### Page text
Recommended Proposal to Acquire Foster's at A$5.10 per share
21 September 2011
SABMiller plc ("SABMiller") announces that it has agreed with Foster's Group Limited ("Foster's") a recommended cash offer to Foster's shareholders at A$5.10 per share (see endnote 1), which values Foster's equity at approximately A$9.9 billion.
As part of the transaction, and in line with Foster's previously announced capital management initiative, Foster's will pay its shareholders a return of capital of A$0.30 per share prior to closing, reflecting both the confirmed value of historic tax losses and a better cash/net debt position than assumed in SABMiller's initial proposal.
The agreed proposal represents an acquisition enterprise value of A$11.5 billion, which is a 2.8% increase on the enterprise value of A$11.2 billion implied by SABMiller's initial proposal announced on 21 June 2011 (see endnote 2).
The acquisition of Foster's is consistent with SABMiller's strategic priorities and will provide SABMiller with:
- exposure to Australia's strong economic growth prospects;
- a leading position in the stable and profitable Australian beer industry; and
- the opportunity to apply SABMiller's capabilities and scale to improve Foster's financial and operating performance.
The acquisition is expected to be EPS enhancing for SABMiller in the first full year of ownership and economic returns are expected to exceed the project WACC by year 5.
SABMiller and Foster's have agreed that the offer will be effected by means of a scheme of arrangement to be proposed by Foster's to its shareholders.

### Exercise description
Summarize the announcement on the Foster's acquisition in two sentences.

### Recorded data

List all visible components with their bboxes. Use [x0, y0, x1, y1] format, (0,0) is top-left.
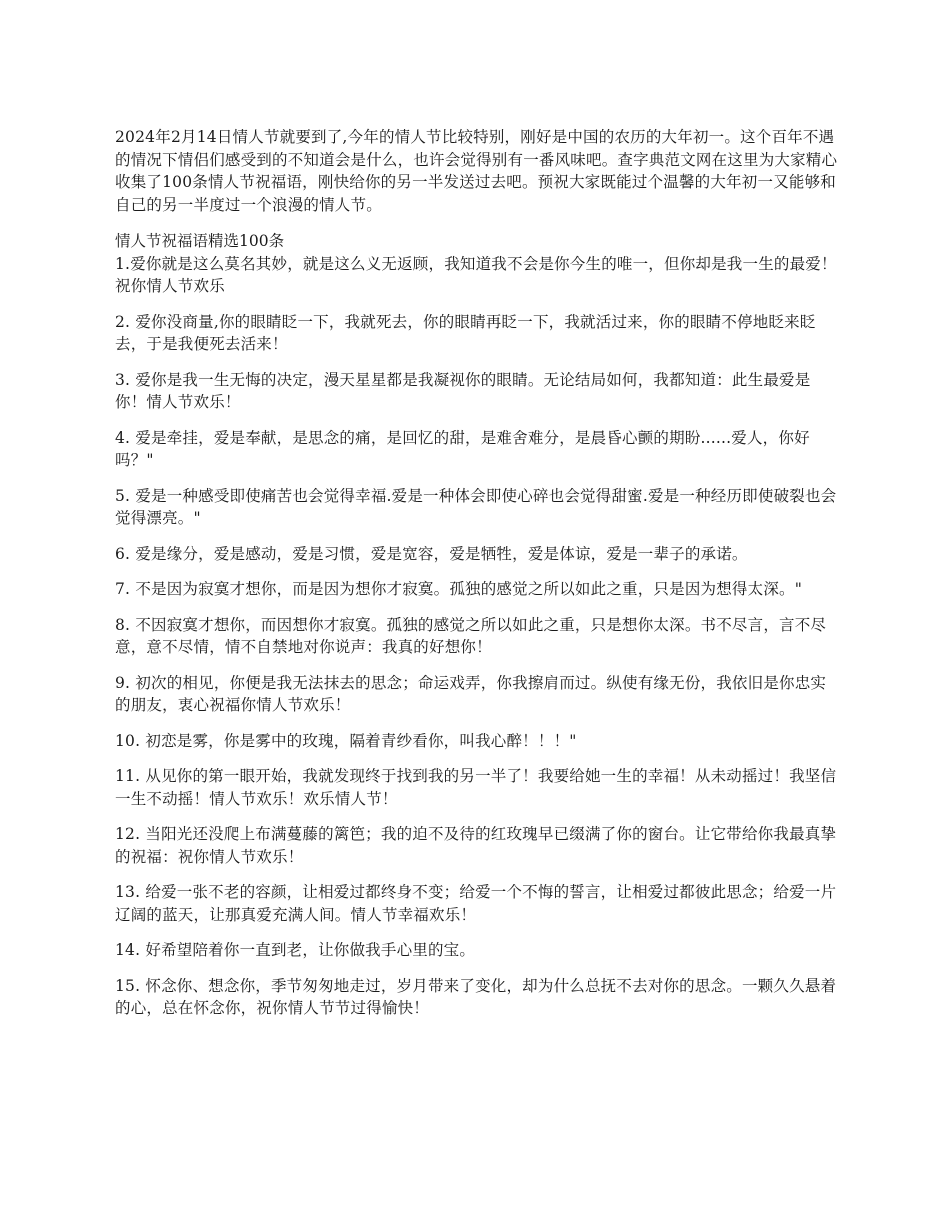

### Exercise output
SABMiller has agreed with Foster's on a recommended cash offer of A$5.10 per share, which values Foster's equity at approximately A$9.9 billion and represents an acquisition enterprise value of A$11.5 billion, with Foster's paying its shareholders a return of capital of A$0.30 per share before closing. The offer will be effected through a scheme of arrangement, and SABMiller expects the acquisition to give it exposure to Australia's growth prospects and a leading position in the Australian beer industry, and to be EPS enhancing in the first full year of ownership.